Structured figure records

= = = =

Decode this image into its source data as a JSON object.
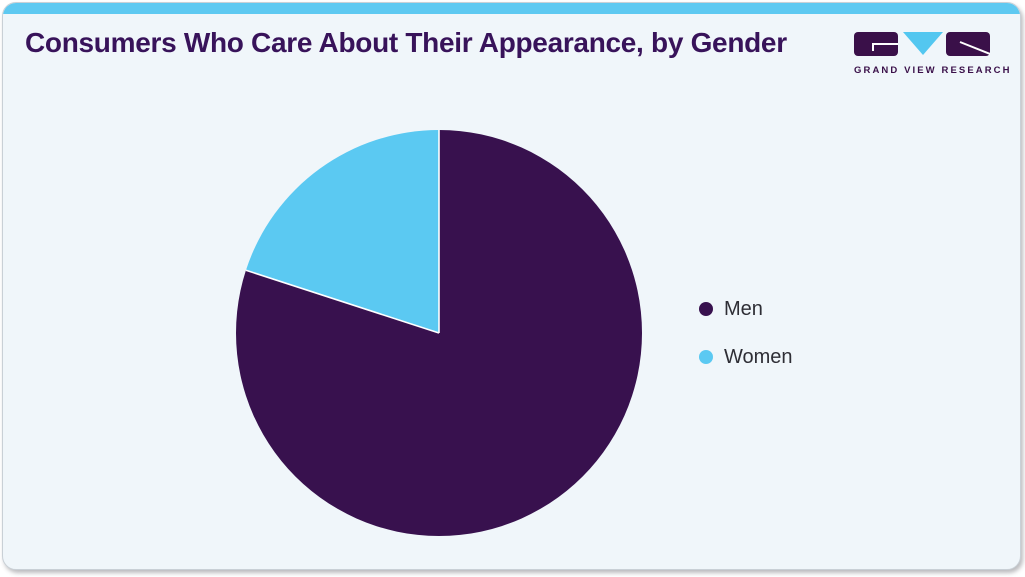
{
  "header": {
    "title": "Consumers Who Care About Their Appearance, by Gender",
    "title_color": "#38135a"
  },
  "logo": {
    "brand": "GRAND VIEW RESEARCH",
    "block_color": "#3a1049",
    "triangle_color": "#53c7f0"
  },
  "theme": {
    "page_background": "#ffffff",
    "card_background": "#f0f6fa",
    "card_border": "#c9d0d6",
    "accent_bar": "#5ec9f1",
    "legend_text_color": "#2e2e35"
  },
  "chart_data": {
    "type": "pie",
    "title": "Consumers Who Care About Their Appearance, by Gender",
    "categories": [
      "Men",
      "Women"
    ],
    "values": [
      80,
      20
    ],
    "unit": "percent",
    "colors": [
      "#38114e",
      "#5bc9f2"
    ],
    "start_angle_deg": -90,
    "direction": "clockwise",
    "slice_separator_color": "#ffffff",
    "legend_position": "right",
    "legend": [
      {
        "label": "Men",
        "color": "#38114e"
      },
      {
        "label": "Women",
        "color": "#5bc9f2"
      }
    ]
  }
}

= = = =

SHORT EXERCISE:
Repeat the data in full and exactly. Omit pictures.

REPLY TO THE TASK:
Decode this image into its source data as a JSON object.
{
  "header": {
    "title": "Consumers Who Care About Their Appearance, by Gender",
    "title_color": "#38135a"
  },
  "logo": {
    "brand": "GRAND VIEW RESEARCH",
    "block_color": "#3a1049",
    "triangle_color": "#53c7f0"
  },
  "theme": {
    "page_background": "#ffffff",
    "card_background": "#f0f6fa",
    "card_border": "#c9d0d6",
    "accent_bar": "#5ec9f1",
    "legend_text_color": "#2e2e35"
  },
  "chart_data": {
    "type": "pie",
    "title": "Consumers Who Care About Their Appearance, by Gender",
    "categories": [
      "Men",
      "Women"
    ],
    "values": [
      80,
      20
    ],
    "unit": "percent",
    "colors": [
      "#38114e",
      "#5bc9f2"
    ],
    "start_angle_deg": -90,
    "direction": "clockwise",
    "slice_separator_color": "#ffffff",
    "legend_position": "right",
    "legend": [
      {
        "label": "Men",
        "color": "#38114e"
      },
      {
        "label": "Women",
        "color": "#5bc9f2"
      }
    ]
  }
}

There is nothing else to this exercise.